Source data
** START **

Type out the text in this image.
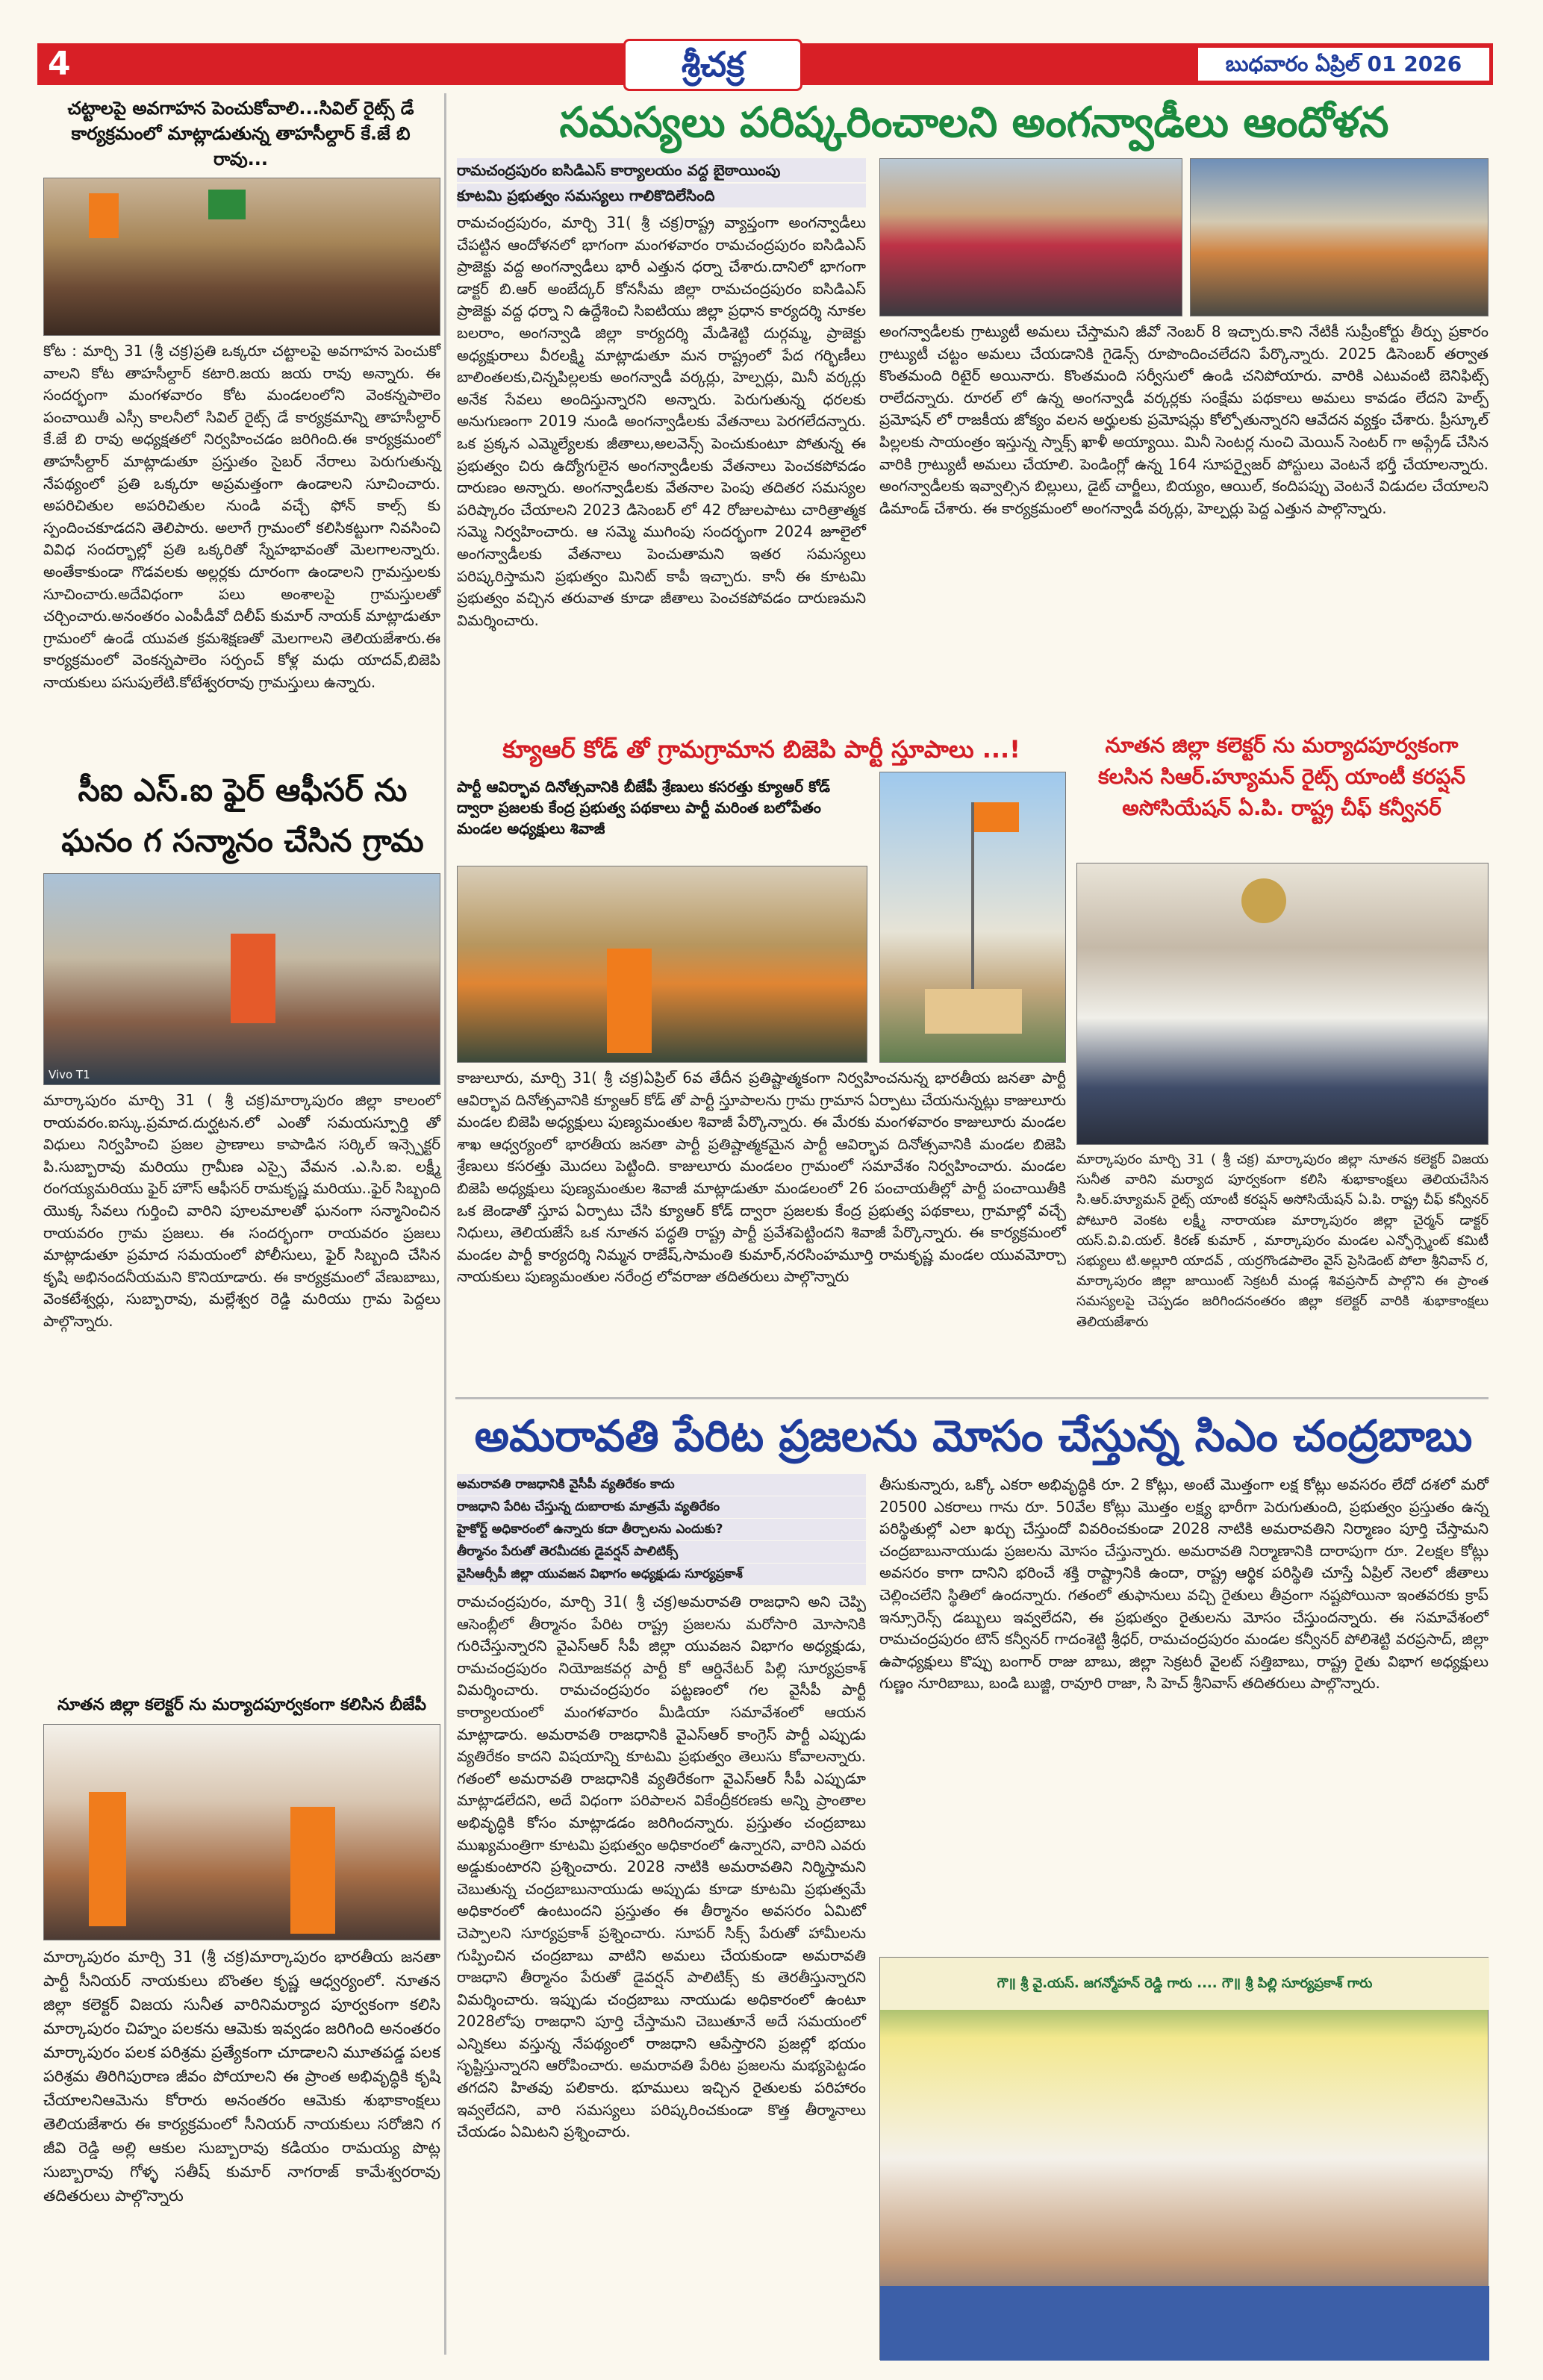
4	శ్రీచక్ర	బుధవారం ఏప్రిల్ 01 2026
చట్టాలపై అవగాహన పెంచుకోవాలి...సివిల్ రైట్స్ డే కార్యక్రమంలో మాట్లాడుతున్న తాహసీల్దార్ కే.జే బి రావు...
కోట : మార్చి 31 (శ్రీ చక్ర)ప్రతి ఒక్కరూ చట్టాలపై అవగాహన పెంచుకో వాలని కోట తాహసీల్దార్ కటారి.జయ జయ రావు అన్నారు. ఈ సందర్భంగా మంగళవారం కోట మండలంలోని వెంకన్నపాలెం పంచాయితీ ఎస్సీ కాలనీలో సివిల్ రైట్స్ డే కార్యక్రమాన్ని తాహసీల్దార్ కే.జే బి రావు అధ్యక్షతలో నిర్వహించడం జరిగింది.ఈ కార్యక్రమంలో తాహసీల్దార్ మాట్లాడుతూ ప్రస్తుతం సైబర్ నేరాలు పెరుగుతున్న నేపథ్యంలో ప్రతి ఒక్కరూ అప్రమత్తంగా ఉండాలని సూచించారు. అపరిచితుల అపరిచితుల నుండి వచ్చే ఫోన్ కాల్స్ కు స్పందించకూడదని తెలిపారు. అలాగే గ్రామంలో కలిసికట్టుగా నివసించి వివిధ సందర్భాల్లో ప్రతి ఒక్కరితో స్నేహభావంతో మెలగాలన్నారు. అంతేకాకుండా గొడవలకు అల్లర్లకు దూరంగా ఉండాలని గ్రామస్తులకు సూచించారు.అదేవిధంగా పలు అంశాలపై గ్రామస్తులతో చర్చించారు.అనంతరం ఎంపీడీవో దిలీప్ కుమార్ నాయక్ మాట్లాడుతూ గ్రామంలో ఉండే యువత క్రమశిక్షణతో మెలగాలని తెలియజేశారు.ఈ కార్యక్రమంలో వెంకన్నపాలెం సర్పంచ్ కోళ్ల మధు యాదవ్,బిజెపి నాయకులు పసుపులేటి.కోటేశ్వరరావు గ్రామస్తులు ఉన్నారు.
సీఐ ఎస్.ఐ ఫైర్ ఆఫీసర్ ను ఘనం గ సన్మానం చేసిన గ్రామ
Vivo T1
మార్కాపురం మార్చి 31 ( శ్రీ చక్ర)మార్కాపురం జిల్లా కాలంలో రాయవరం.ఐస్కు.ప్రమాద.దుర్ఘటన.లో ఎంతో సమయస్పూర్తి తో విధులు నిర్వహించి ప్రజల ప్రాణాలు కాపాడిన సర్కిల్ ఇన్స్పెక్టర్ పి.సుబ్బారావు మరియు గ్రామీణ ఎస్సై వేమన .ఎ.సి.ఐ. లక్ష్మీ రంగయ్యమరియు ఫైర్ హౌస్ ఆఫీసర్ రామకృష్ణ మరియు..ఫైర్ సిబ్బంది యొక్క సేవలు గుర్తించి వారిని పూలమాలతో ఘనంగా సన్మానించిన రాయవరం గ్రామ ప్రజలు. ఈ సందర్భంగా రాయవరం ప్రజలు మాట్లాడుతూ ప్రమాద సమయంలో పోలీసులు, ఫైర్ సిబ్బంది చేసిన కృషి అభినందనీయమని కొనియాడారు. ఈ కార్యక్రమంలో వేణుబాబు, వెంకటేశ్వర్లు, సుబ్బారావు, మల్లేశ్వర రెడ్డి మరియు గ్రామ పెద్దలు పాల్గొన్నారు.
నూతన జిల్లా కలెక్టర్ ను మర్యాదపూర్వకంగా కలిసిన బీజేపీ
మార్కాపురం మార్చి 31 (శ్రీ చక్ర)మార్కాపురం భారతీయ జనతా పార్టీ సీనియర్ నాయకులు బొంతల కృష్ణ ఆధ్వర్యంలో. నూతన జిల్లా కలెక్టర్ విజయ సునీత వారినిమర్యాద పూర్వకంగా కలిసి మార్కాపురం చిహ్నం పలకను ఆమెకు ఇవ్వడం జరిగింది అనంతరం మార్కాపురం పలక పరిశ్రమ ప్రత్యేకంగా చూడాలని మూతపడ్డ పలక పరిశ్రమ తిరిగిపురాణ జీవం పోయాలని ఈ ప్రాంత అభివృద్ధికి కృషి చేయాలనిఆమెను కోరారు అనంతరం ఆమెకు శుభాకాంక్షలు తెలియజేశారు ఈ కార్యక్రమంలో సీనియర్ నాయకులు సరోజిని గ జీవి రెడ్డి అల్లి ఆకుల సుబ్బారావు కడియం రామయ్య పొట్ల సుబ్బారావు గోళ్ళ సతీష్ కుమార్ నాగరాజ్ కామేశ్వరరావు తదితరులు పాల్గొన్నారు
సమస్యలు పరిష్కరించాలని అంగన్వాడీలు ఆందోళన
రామచంద్రపురం ఐసిడిఎస్ కార్యాలయం వద్ద బైఠాయింపు
కూటమి ప్రభుత్వం సమస్యలు గాలికొదిలేసింది
రామచంద్రపురం, మార్చి 31( శ్రీ చక్ర)రాష్ట్ర వ్యాప్తంగా అంగన్వాడీలు చేపట్టిన ఆందోళనలో భాగంగా మంగళవారం రామచంద్రపురం ఐసిడిఎస్ ప్రాజెక్టు వద్ద అంగన్వాడీలు భారీ ఎత్తున ధర్నా చేశారు.దానిలో భాగంగా డాక్టర్ బి.ఆర్ అంబేద్కర్ కోనసీమ జిల్లా రామచంద్రపురం ఐసిడిఎస్ ప్రాజెక్టు వద్ద ధర్నా ని ఉద్దేశించి సిఐటియు జిల్లా ప్రధాన కార్యదర్శి నూకల బలరాం, అంగన్వాడి జిల్లా కార్యదర్శి మేడిశెట్టి దుర్గమ్మ, ప్రాజెక్టు అధ్యక్షురాలు వీరలక్ష్మి మాట్లాడుతూ మన రాష్ట్రంలో పేద గర్భిణీలు బాలింతలకు,చిన్నపిల్లలకు అంగన్వాడీ వర్కర్లు, హెల్పర్లు, మినీ వర్కర్లు అనేక సేవలు అందిస్తున్నారని అన్నారు. పెరుగుతున్న ధరలకు అనుగుణంగా 2019 నుండి అంగన్వాడీలకు వేతనాలు పెరగలేదన్నారు. ఒక ప్రక్కన ఎమ్మెల్యేలకు జీతాలు,అలవెన్స్ పెంచుకుంటూ పోతున్న ఈ ప్రభుత్వం చిరు ఉద్యోగులైన అంగన్వాడీలకు వేతనాలు పెంచకపోవడం దారుణం అన్నారు. అంగన్వాడీలకు వేతనాల పెంపు తదితర సమస్యల పరిష్కారం చేయాలని 2023 డిసెంబర్ లో 42 రోజులపాటు చారిత్రాత్మక సమ్మె నిర్వహించారు. ఆ సమ్మె ముగింపు సందర్భంగా 2024 జూలైలో అంగన్వాడీలకు వేతనాలు పెంచుతామని ఇతర సమస్యలు పరిష్కరిస్తామని ప్రభుత్వం మినిట్ కాపీ ఇచ్చారు. కానీ ఈ కూటమి ప్రభుత్వం వచ్చిన తరువాత కూడా జీతాలు పెంచకపోవడం దారుణమని విమర్శించారు.
అంగన్వాడీలకు గ్రాట్యుటీ అమలు చేస్తామని జీవో నెంబర్ 8 ఇచ్చారు.కాని నేటికీ సుప్రీంకోర్టు తీర్పు ప్రకారం గ్రాట్యుటీ చట్టం అమలు చేయడానికి గైడెన్స్ రూపొందించలేదని పేర్కొన్నారు. 2025 డిసెంబర్ తర్వాత కొంతమంది రిటైర్ అయినారు. కొంతమంది సర్వీసులో ఉండి చనిపోయారు. వారికి ఎటువంటి బెనిఫిట్స్ రాలేదన్నారు. రూరల్ లో ఉన్న అంగన్వాడీ వర్కర్లకు సంక్షేమ పథకాలు అమలు కావడం లేదని హెల్ప్ ప్రమోషన్ లో రాజకీయ జోక్యం వలన అర్హులకు ప్రమోషన్లు కోల్పోతున్నారని ఆవేదన వ్యక్తం చేశారు. ప్రీస్కూల్ పిల్లలకు సాయంత్రం ఇస్తున్న స్నాక్స్ ఖాళీ అయ్యాయి. మినీ సెంటర్ల నుంచి మెయిన్ సెంటర్ గా అప్గ్రేడ్ చేసిన వారికి గ్రాట్యుటీ అమలు చేయాలి. పెండింగ్లో ఉన్న 164 సూపర్వైజర్ పోస్టులు వెంటనే భర్తీ చేయాలన్నారు. అంగన్వాడీలకు ఇవ్వాల్సిన బిల్లులు, డైట్ చార్జీలు, బియ్యం, ఆయిల్, కందిపప్పు వెంటనే విడుదల చేయాలని డిమాండ్ చేశారు. ఈ కార్యక్రమంలో అంగన్వాడీ వర్కర్లు, హెల్పర్లు పెద్ద ఎత్తున పాల్గొన్నారు.
క్యూఆర్ కోడ్ తో గ్రామగ్రామాన బిజెపి పార్టీ స్తూపాలు ...!
పార్టీ ఆవిర్భావ దినోత్సవానికి బీజేపీ శ్రేణులు కసరత్తు క్యూఆర్ కోడ్ ద్వారా ప్రజలకు కేంద్ర ప్రభుత్వ పథకాలు పార్టీ మరింత బలోపేతం మండల అధ్యక్షులు శివాజీ
కాజులూరు, మార్చి 31( శ్రీ చక్ర)ఏప్రిల్ 6వ తేదీన ప్రతిష్టాత్మకంగా నిర్వహించనున్న భారతీయ జనతా పార్టీ ఆవిర్భావ దినోత్సవానికి క్యూఆర్ కోడ్ తో పార్టీ స్తూపాలను గ్రామ గ్రామాన ఏర్పాటు చేయనున్నట్లు కాజులూరు మండల బిజెపి అధ్యక్షులు పుణ్యమంతుల శివాజీ పేర్కొన్నారు. ఈ మేరకు మంగళవారం కాజులూరు మండల శాఖ ఆధ్వర్యంలో భారతీయ జనతా పార్టీ ప్రతిష్టాత్మకమైన పార్టీ ఆవిర్భావ దినోత్సవానికి మండల బిజెపి శ్రేణులు కసరత్తు మొదలు పెట్టింది. కాజులూరు మండలం గ్రామంలో సమావేశం నిర్వహించారు. మండల బిజెపి అధ్యక్షులు పుణ్యమంతుల శివాజీ మాట్లాడుతూ మండలంలో 26 పంచాయతీల్లో పార్టీ పంచాయితీకి ఒక జెండాతో స్తూప ఏర్పాటు చేసి క్యూఆర్ కోడ్ ద్వారా ప్రజలకు కేంద్ర ప్రభుత్వ పథకాలు, గ్రామాల్లో వచ్చే నిధులు, తెలియజేసే ఒక నూతన పద్ధతి రాష్ట్ర పార్టీ ప్రవేశపెట్టిందని శివాజీ పేర్కొన్నారు. ఈ కార్యక్రమంలో మండల పార్టీ కార్యదర్శి నిమ్మన రాజేష్,సామంతి కుమార్,నరసింహమూర్తి రామకృష్ణ మండల యువమోర్చా నాయకులు పుణ్యమంతుల నరేంద్ర లోవరాజు తదితరులు పాల్గొన్నారు
నూతన జిల్లా కలెక్టర్ ను మర్యాదపూర్వకంగా కలసిన సిఆర్.హ్యూమన్ రైట్స్ యాంటీ కరప్షన్ అసోసియేషన్ ఏ.పి. రాష్ట్ర చీఫ్ కన్వీనర్
మార్కాపురం మార్చి 31 ( శ్రీ చక్ర) మార్కాపురం జిల్లా నూతన కలెక్టర్ విజయ సునీత వారిని మర్యాద పూర్వకంగా కలిసి శుభాకాంక్షలు తెలియచేసిన సి.ఆర్.హ్యూమన్ రైట్స్ యాంటీ కరప్షన్ అసోసియేషన్ ఏ.పి. రాష్ట్ర చీఫ్ కన్వీనర్ పోటూరి వెంకట లక్ష్మీ నారాయణ మార్కాపురం జిల్లా చైర్మన్ డాక్టర్ యస్.వి.వి.యల్. కిరణ్ కుమార్ , మార్కాపురం మండల ఎన్ఫోర్స్మెంట్ కమిటీ సభ్యులు టి.అల్లూరి యాదవ్ , యర్రగొండపాలెం వైస్ ప్రెసిడెంట్ పోలా శ్రీనివాస్ ర, మార్కాపురం జిల్లా జాయింట్ సెక్రటరీ మండ్ల శివప్రసాద్ పాల్గొని ఈ ప్రాంత సమస్యలపై చెప్పడం జరిగిందనంతరం జిల్లా కలెక్టర్ వారికి శుభాకాంక్షలు తెలియజేశారు
అమరావతి పేరిట ప్రజలను మోసం చేస్తున్న సిఎం చంద్రబాబు
అమరావతి రాజధానికి వైసీపీ వ్యతిరేకం కాదు
రాజధాని పేరిట చేస్తున్న దుబారాకు మాత్రమే వ్యతిరేకం
హైకోర్ట్ అధికారంలో ఉన్నారు కదా తీర్చాలను ఎందుకు?
తీర్మానం పేరుతో తెరమీదకు డైవర్షన్ పాలిటిక్స్
వైసిఆర్సీపీ జిల్లా యువజన విభాగం అధ్యక్షుడు సూర్యప్రకాశ్
రామచంద్రపురం, మార్చి 31( శ్రీ చక్ర)అమరావతి రాజధాని అని చెప్పి ఆసెంబ్లీలో తీర్మానం పేరిట రాష్ట్ర ప్రజలను మరోసారి మోసానికి గురిచేస్తున్నారని వైఎస్ఆర్ సీపీ జిల్లా యువజన విభాగం అధ్యక్షుడు, రామచంద్రపురం నియోజకవర్గ పార్టీ కో ఆర్డినేటర్ పిల్లి సూర్యప్రకాశ్ విమర్శించారు. రామచంద్రపురం పట్టణంలో గల వైసీపీ పార్టీ కార్యాలయంలో మంగళవారం మీడియా సమావేశంలో ఆయన మాట్లాడారు. అమరావతి రాజధానికి వైఎస్ఆర్ కాంగ్రెస్ పార్టీ ఎప్పుడు వ్యతిరేకం కాదని విషయాన్ని కూటమి ప్రభుత్వం తెలుసు కోవాలన్నారు. గతంలో అమరావతి రాజధానికి వ్యతిరేకంగా వైఎస్ఆర్ సీపీ ఎప్పుడూ మాట్లాడలేదని, అదే విధంగా పరిపాలన వికేంద్రీకరణకు అన్ని ప్రాంతాల అభివృద్ధికి కోసం మాట్లాడడం జరిగిందన్నారు. ప్రస్తుతం చంద్రబాబు ముఖ్యమంత్రిగా కూటమి ప్రభుత్వం అధికారంలో ఉన్నారని, వారిని ఎవరు అడ్డుకుంటారని ప్రశ్నించారు. 2028 నాటికి అమరావతిని నిర్మిస్తామని చెబుతున్న చంద్రబాబునాయుడు అప్పుడు కూడా కూటమి ప్రభుత్వమే అధికారంలో ఉంటుందని ప్రస్తుతం ఈ తీర్మానం అవసరం ఏమిటో చెప్పాలని సూర్యప్రకాశ్ ప్రశ్నించారు. సూపర్ సిక్స్ పేరుతో హామీలను గుప్పించిన చంద్రబాబు వాటిని అమలు చేయకుండా అమరావతి రాజధాని తీర్మానం పేరుతో డైవర్షన్ పాలిటిక్స్ కు తెరతీస్తున్నారని విమర్శించారు. ఇప్పుడు చంద్రబాబు నాయుడు అధికారంలో ఉంటూ 2028లోపు రాజధాని పూర్తి చేస్తామని చెబుతూనే అదే సమయంలో ఎన్నికలు వస్తున్న నేపథ్యంలో రాజధాని ఆపేస్తారని ప్రజల్లో భయం సృష్టిస్తున్నారని ఆరోపించారు. అమరావతి పేరిట ప్రజలను మభ్యపెట్టడం తగదని హితవు పలికారు. భూములు ఇచ్చిన రైతులకు పరిహారం ఇవ్వలేదని, వారి సమస్యలు పరిష్కరించకుండా కొత్త తీర్మానాలు చేయడం ఏమిటని ప్రశ్నించారు.
తీసుకున్నారు, ఒక్కో ఎకరా అభివృద్ధికి రూ. 2 కోట్లు, అంటే మొత్తంగా లక్ష కోట్లు అవసరం లేదో దశలో మరో 20500 ఎకరాలు గాను రూ. 50వేల కోట్లు మొత్తం లక్ష్య భారీగా పెరుగుతుంది, ప్రభుత్వం ప్రస్తుతం ఉన్న పరిస్థితుల్లో ఎలా ఖర్చు చేస్తుందో వివరించకుండా 2028 నాటికి అమరావతిని నిర్మాణం పూర్తి చేస్తామని చంద్రబాబునాయుడు ప్రజలను మోసం చేస్తున్నారు. అమరావతి నిర్మాణానికి దారాపుగా రూ. 2లక్షల కోట్లు అవసరం కాగా దానిని భరించే శక్తి రాష్ట్రానికి ఉందా, రాష్ట్ర ఆర్థిక పరిస్థితి చూస్తే ఏప్రిల్ నెలలో జీతాలు చెల్లించలేని స్థితిలో ఉందన్నారు. గతంలో తుఫానులు వచ్చి రైతులు తీవ్రంగా నష్టపోయినా ఇంతవరకు క్రాప్ ఇన్సూరెన్స్ డబ్బులు ఇవ్వలేదని, ఈ ప్రభుత్వం రైతులను మోసం చేస్తుందన్నారు. ఈ సమావేశంలో రామచంద్రపురం టౌన్ కన్వీనర్ గాదంశెట్టి శ్రీధర్, రామచంద్రపురం మండల కన్వీనర్ పోలిశెట్టి వరప్రసాద్, జిల్లా ఉపాధ్యక్షులు కొప్పు బంగార్ రాజు బాబు, జిల్లా సెక్రటరీ వైలట్ సత్తిబాబు, రాష్ట్ర రైతు విభాగ అధ్యక్షులు గుణ్ణం నూరిబాబు, బండి బుజ్జి, రావూరి రాజా, సి హెచ్ శ్రీనివాస్ తదితరులు పాల్గొన్నారు.
గౌ॥ శ్రీ వై.యస్. జగన్మోహన్ రెడ్డి గారు .... గౌ॥ శ్రీ పిల్లి సూర్యప్రకాశ్ గారు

** END **

Task to carry out
Pick out the lines that have the word "కసరత". Copy them all.

Task result
పార్టీ ఆవిర్భావ దినోత్సవానికి బీజేపీ శ్రేణులు కసరత్తు క్యూఆర్ కోడ్ ద్వారా ప్రజలకు కేంద్ర ప్రభుత్వ పథకాలు పార్టీ మరింత బలోపేతం మండల అధ్యక్షులు శివాజీ
కాజులూరు, మార్చి 31( శ్రీ చక్ర)ఏప్రిల్ 6వ తేదీన ప్రతిష్టాత్మకంగా నిర్వహించనున్న భారతీయ జనతా పార్టీ ఆవిర్భావ దినోత్సవానికి క్యూఆర్ కోడ్ తో పార్టీ స్తూపాలను గ్రామ గ్రామాన ఏర్పాటు చేయనున్నట్లు కాజులూరు మండల బిజెపి అధ్యక్షులు పుణ్యమంతుల శివాజీ పేర్కొన్నారు. ఈ మేరకు మంగళవారం కాజులూరు మండల శాఖ ఆధ్వర్యంలో భారతీయ జనతా పార్టీ ప్రతిష్టాత్మకమైన పార్టీ ఆవిర్భావ దినోత్సవానికి మండల బిజెపి శ్రేణులు కసరత్తు మొదలు పెట్టింది. కాజులూరు మండలం గ్రామంలో సమావేశం నిర్వహించారు. మండల బిజెపి అధ్యక్షులు పుణ్యమంతుల శివాజీ మాట్లాడుతూ మండలంలో 26 పంచాయతీల్లో పార్టీ పంచాయితీకి ఒక జెండాతో స్తూప ఏర్పాటు చేసి క్యూఆర్ కోడ్ ద్వారా ప్రజలకు కేంద్ర ప్రభుత్వ పథకాలు, గ్రామాల్లో వచ్చే నిధులు, తెలియజేసే ఒక నూతన పద్ధతి రాష్ట్ర పార్టీ ప్రవేశపెట్టిందని శివాజీ పేర్కొన్నారు. ఈ కార్యక్రమంలో మండల పార్టీ కార్యదర్శి నిమ్మన రాజేష్,సామంతి కుమార్,నరసింహమూర్తి రామకృష్ణ మండల యువమోర్చా నాయకులు పుణ్యమంతుల నరేంద్ర లోవరాజు తదితరులు పాల్గొన్నారు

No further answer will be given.